[Begin Source data]
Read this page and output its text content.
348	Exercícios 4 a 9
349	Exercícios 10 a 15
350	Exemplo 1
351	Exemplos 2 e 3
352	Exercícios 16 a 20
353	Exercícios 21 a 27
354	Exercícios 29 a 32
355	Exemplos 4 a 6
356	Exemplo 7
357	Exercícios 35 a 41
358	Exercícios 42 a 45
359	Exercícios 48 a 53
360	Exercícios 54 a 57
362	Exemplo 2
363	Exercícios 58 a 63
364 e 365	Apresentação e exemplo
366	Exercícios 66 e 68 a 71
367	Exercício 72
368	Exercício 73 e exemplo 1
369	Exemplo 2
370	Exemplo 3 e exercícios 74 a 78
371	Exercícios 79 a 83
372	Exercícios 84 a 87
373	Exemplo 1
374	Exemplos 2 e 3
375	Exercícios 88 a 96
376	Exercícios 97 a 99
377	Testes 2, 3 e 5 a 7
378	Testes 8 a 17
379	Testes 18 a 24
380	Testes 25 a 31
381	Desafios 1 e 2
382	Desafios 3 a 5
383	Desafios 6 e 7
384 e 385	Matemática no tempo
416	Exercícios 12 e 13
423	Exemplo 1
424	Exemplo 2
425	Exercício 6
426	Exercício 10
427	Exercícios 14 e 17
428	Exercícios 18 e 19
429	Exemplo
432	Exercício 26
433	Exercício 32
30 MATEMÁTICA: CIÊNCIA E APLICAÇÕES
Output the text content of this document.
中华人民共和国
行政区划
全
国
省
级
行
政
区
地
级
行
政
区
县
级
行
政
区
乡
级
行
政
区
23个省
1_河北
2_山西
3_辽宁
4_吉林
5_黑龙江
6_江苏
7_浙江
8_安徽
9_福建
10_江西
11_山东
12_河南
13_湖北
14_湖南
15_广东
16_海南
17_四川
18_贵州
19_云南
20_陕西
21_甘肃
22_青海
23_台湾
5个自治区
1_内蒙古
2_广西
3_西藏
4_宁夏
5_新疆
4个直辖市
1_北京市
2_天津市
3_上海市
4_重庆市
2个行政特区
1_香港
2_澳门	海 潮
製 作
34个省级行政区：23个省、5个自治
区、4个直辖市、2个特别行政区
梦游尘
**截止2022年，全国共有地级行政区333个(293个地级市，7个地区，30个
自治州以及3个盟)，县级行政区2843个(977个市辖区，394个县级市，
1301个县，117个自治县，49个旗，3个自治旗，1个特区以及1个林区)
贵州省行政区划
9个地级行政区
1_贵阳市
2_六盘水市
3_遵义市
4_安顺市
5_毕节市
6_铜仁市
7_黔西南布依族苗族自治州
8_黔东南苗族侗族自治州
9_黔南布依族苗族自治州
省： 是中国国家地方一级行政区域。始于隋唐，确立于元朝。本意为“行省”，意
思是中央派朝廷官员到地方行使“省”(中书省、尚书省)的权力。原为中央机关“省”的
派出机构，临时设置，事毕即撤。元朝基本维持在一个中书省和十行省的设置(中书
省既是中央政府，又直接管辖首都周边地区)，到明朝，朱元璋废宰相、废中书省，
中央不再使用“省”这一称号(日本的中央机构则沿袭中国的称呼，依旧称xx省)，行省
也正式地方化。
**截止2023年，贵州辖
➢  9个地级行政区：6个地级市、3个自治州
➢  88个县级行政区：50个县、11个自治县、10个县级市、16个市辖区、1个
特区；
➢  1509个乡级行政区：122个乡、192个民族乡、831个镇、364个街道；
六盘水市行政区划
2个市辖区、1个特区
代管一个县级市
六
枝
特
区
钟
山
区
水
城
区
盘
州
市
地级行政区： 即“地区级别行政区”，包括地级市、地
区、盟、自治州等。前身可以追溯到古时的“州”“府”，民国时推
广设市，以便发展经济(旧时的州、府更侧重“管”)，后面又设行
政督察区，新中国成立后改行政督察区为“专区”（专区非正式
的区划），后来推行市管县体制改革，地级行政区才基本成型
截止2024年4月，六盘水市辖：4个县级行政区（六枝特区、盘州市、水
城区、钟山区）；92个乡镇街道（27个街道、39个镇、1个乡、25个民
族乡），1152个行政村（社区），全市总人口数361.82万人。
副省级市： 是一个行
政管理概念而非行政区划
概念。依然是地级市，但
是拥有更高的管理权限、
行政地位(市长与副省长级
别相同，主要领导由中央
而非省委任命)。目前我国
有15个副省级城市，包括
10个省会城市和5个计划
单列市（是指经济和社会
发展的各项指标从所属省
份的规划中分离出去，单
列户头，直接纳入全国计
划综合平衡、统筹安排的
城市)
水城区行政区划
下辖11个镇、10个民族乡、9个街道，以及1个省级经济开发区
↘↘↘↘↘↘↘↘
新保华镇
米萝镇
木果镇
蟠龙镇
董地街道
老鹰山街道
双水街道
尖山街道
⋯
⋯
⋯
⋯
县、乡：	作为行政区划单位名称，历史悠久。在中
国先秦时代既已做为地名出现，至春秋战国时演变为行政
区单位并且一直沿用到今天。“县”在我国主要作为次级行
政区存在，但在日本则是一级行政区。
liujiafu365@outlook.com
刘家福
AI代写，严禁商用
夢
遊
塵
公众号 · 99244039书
[End Source data]
Aim:
Write out the whole listing again, exactly as it stands.

Task solution:
Read this page and output its text content.
348	Exercícios 4 a 9
349	Exercícios 10 a 15
350	Exemplo 1
351	Exemplos 2 e 3
352	Exercícios 16 a 20
353	Exercícios 21 a 27
354	Exercícios 29 a 32
355	Exemplos 4 a 6
356	Exemplo 7
357	Exercícios 35 a 41
358	Exercícios 42 a 45
359	Exercícios 48 a 53
360	Exercícios 54 a 57
362	Exemplo 2
363	Exercícios 58 a 63
364 e 365	Apresentação e exemplo
366	Exercícios 66 e 68 a 71
367	Exercício 72
368	Exercício 73 e exemplo 1
369	Exemplo 2
370	Exemplo 3 e exercícios 74 a 78
371	Exercícios 79 a 83
372	Exercícios 84 a 87
373	Exemplo 1
374	Exemplos 2 e 3
375	Exercícios 88 a 96
376	Exercícios 97 a 99
377	Testes 2, 3 e 5 a 7
378	Testes 8 a 17
379	Testes 18 a 24
380	Testes 25 a 31
381	Desafios 1 e 2
382	Desafios 3 a 5
383	Desafios 6 e 7
384 e 385	Matemática no tempo
416	Exercícios 12 e 13
423	Exemplo 1
424	Exemplo 2
425	Exercício 6
426	Exercício 10
427	Exercícios 14 e 17
428	Exercícios 18 e 19
429	Exemplo
432	Exercício 26
433	Exercício 32
30 MATEMÁTICA: CIÊNCIA E APLICAÇÕES
Output the text content of this document.
中华人民共和国
行政区划
全
国
省
级
行
政
区
地
级
行
政
区
县
级
行
政
区
乡
级
行
政
区
23个省
1_河北
2_山西
3_辽宁
4_吉林
5_黑龙江
6_江苏
7_浙江
8_安徽
9_福建
10_江西
11_山东
12_河南
13_湖北
14_湖南
15_广东
16_海南
17_四川
18_贵州
19_云南
20_陕西
21_甘肃
22_青海
23_台湾
5个自治区
1_内蒙古
2_广西
3_西藏
4_宁夏
5_新疆
4个直辖市
1_北京市
2_天津市
3_上海市
4_重庆市
2个行政特区
1_香港
2_澳门	海 潮
製 作
34个省级行政区：23个省、5个自治
区、4个直辖市、2个特别行政区
梦游尘
**截止2022年，全国共有地级行政区333个(293个地级市，7个地区，30个
自治州以及3个盟)，县级行政区2843个(977个市辖区，394个县级市，
1301个县，117个自治县，49个旗，3个自治旗，1个特区以及1个林区)
贵州省行政区划
9个地级行政区
1_贵阳市
2_六盘水市
3_遵义市
4_安顺市
5_毕节市
6_铜仁市
7_黔西南布依族苗族自治州
8_黔东南苗族侗族自治州
9_黔南布依族苗族自治州
省： 是中国国家地方一级行政区域。始于隋唐，确立于元朝。本意为“行省”，意
思是中央派朝廷官员到地方行使“省”(中书省、尚书省)的权力。原为中央机关“省”的
派出机构，临时设置，事毕即撤。元朝基本维持在一个中书省和十行省的设置(中书
省既是中央政府，又直接管辖首都周边地区)，到明朝，朱元璋废宰相、废中书省，
中央不再使用“省”这一称号(日本的中央机构则沿袭中国的称呼，依旧称xx省)，行省
也正式地方化。
**截止2023年，贵州辖
➢  9个地级行政区：6个地级市、3个自治州
➢  88个县级行政区：50个县、11个自治县、10个县级市、16个市辖区、1个
特区；
➢  1509个乡级行政区：122个乡、192个民族乡、831个镇、364个街道；
六盘水市行政区划
2个市辖区、1个特区
代管一个县级市
六
枝
特
区
钟
山
区
水
城
区
盘
州
市
地级行政区： 即“地区级别行政区”，包括地级市、地
区、盟、自治州等。前身可以追溯到古时的“州”“府”，民国时推
广设市，以便发展经济(旧时的州、府更侧重“管”)，后面又设行
政督察区，新中国成立后改行政督察区为“专区”（专区非正式
的区划），后来推行市管县体制改革，地级行政区才基本成型
截止2024年4月，六盘水市辖：4个县级行政区（六枝特区、盘州市、水
城区、钟山区）；92个乡镇街道（27个街道、39个镇、1个乡、25个民
族乡），1152个行政村（社区），全市总人口数361.82万人。
副省级市： 是一个行
政管理概念而非行政区划
概念。依然是地级市，但
是拥有更高的管理权限、
行政地位(市长与副省长级
别相同，主要领导由中央
而非省委任命)。目前我国
有15个副省级城市，包括
10个省会城市和5个计划
单列市（是指经济和社会
发展的各项指标从所属省
份的规划中分离出去，单
列户头，直接纳入全国计
划综合平衡、统筹安排的
城市)
水城区行政区划
下辖11个镇、10个民族乡、9个街道，以及1个省级经济开发区
↘↘↘↘↘↘↘↘
新保华镇
米萝镇
木果镇
蟠龙镇
董地街道
老鹰山街道
双水街道
尖山街道
⋯
⋯
⋯
⋯
县、乡：	作为行政区划单位名称，历史悠久。在中
国先秦时代既已做为地名出现，至春秋战国时演变为行政
区单位并且一直沿用到今天。“县”在我国主要作为次级行
政区存在，但在日本则是一级行政区。
liujiafu365@outlook.com
刘家福
AI代写，严禁商用
夢
遊
塵
公众号 · 99244039书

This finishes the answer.